* [What is required] Copy out the records precisely, omitting pictures.

* [Input for this task]
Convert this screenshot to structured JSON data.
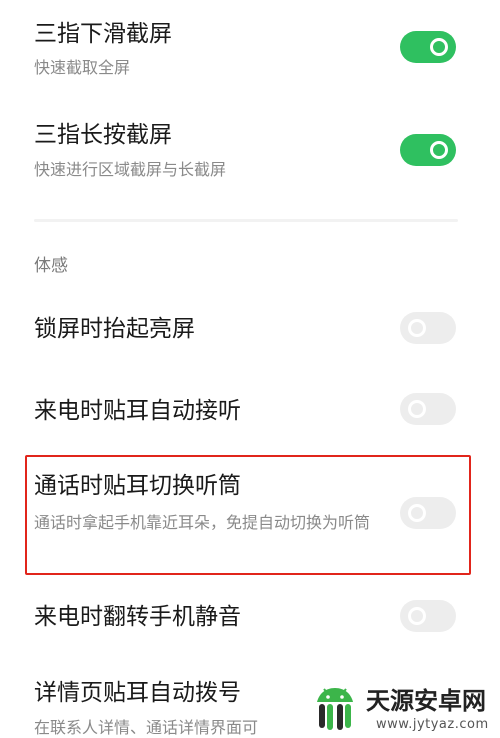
{
  "settings": {
    "three_finger_swipe": {
      "title": "三指下滑截屏",
      "subtitle": "快速截取全屏",
      "enabled": true
    },
    "three_finger_hold": {
      "title": "三指长按截屏",
      "subtitle": "快速进行区域截屏与长截屏",
      "enabled": true
    }
  },
  "section": {
    "header": "体感"
  },
  "gestures": {
    "raise_to_wake": {
      "title": "锁屏时抬起亮屏",
      "enabled": false
    },
    "auto_answer": {
      "title": "来电时贴耳自动接听",
      "enabled": false
    },
    "switch_receiver": {
      "title": "通话时贴耳切换听筒",
      "subtitle": "通话时拿起手机靠近耳朵，免提自动切换为听筒",
      "enabled": false
    },
    "flip_mute": {
      "title": "来电时翻转手机静音",
      "enabled": false
    },
    "auto_dial": {
      "title": "详情页贴耳自动拨号",
      "subtitle": "在联系人详情、通话详情界面可"
    }
  },
  "watermark": {
    "name": "天源安卓网",
    "url": "www.jytyaz.com",
    "colors": {
      "logo_green": "#3cb54a",
      "logo_dark": "#2a2a2a"
    }
  },
  "colors": {
    "toggle_on": "#2fc060",
    "toggle_off": "#ededed",
    "highlight": "#e1251b"
  }
}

* [The result]
Convert this screenshot to structured JSON data.
{
  "settings": {
    "three_finger_swipe": {
      "title": "三指下滑截屏",
      "subtitle": "快速截取全屏",
      "enabled": true
    },
    "three_finger_hold": {
      "title": "三指长按截屏",
      "subtitle": "快速进行区域截屏与长截屏",
      "enabled": true
    }
  },
  "section": {
    "header": "体感"
  },
  "gestures": {
    "raise_to_wake": {
      "title": "锁屏时抬起亮屏",
      "enabled": false
    },
    "auto_answer": {
      "title": "来电时贴耳自动接听",
      "enabled": false
    },
    "switch_receiver": {
      "title": "通话时贴耳切换听筒",
      "subtitle": "通话时拿起手机靠近耳朵，免提自动切换为听筒",
      "enabled": false
    },
    "flip_mute": {
      "title": "来电时翻转手机静音",
      "enabled": false
    },
    "auto_dial": {
      "title": "详情页贴耳自动拨号",
      "subtitle": "在联系人详情、通话详情界面可"
    }
  },
  "watermark": {
    "name": "天源安卓网",
    "url": "www.jytyaz.com",
    "colors": {
      "logo_green": "#3cb54a",
      "logo_dark": "#2a2a2a"
    }
  },
  "colors": {
    "toggle_on": "#2fc060",
    "toggle_off": "#ededed",
    "highlight": "#e1251b"
  }
}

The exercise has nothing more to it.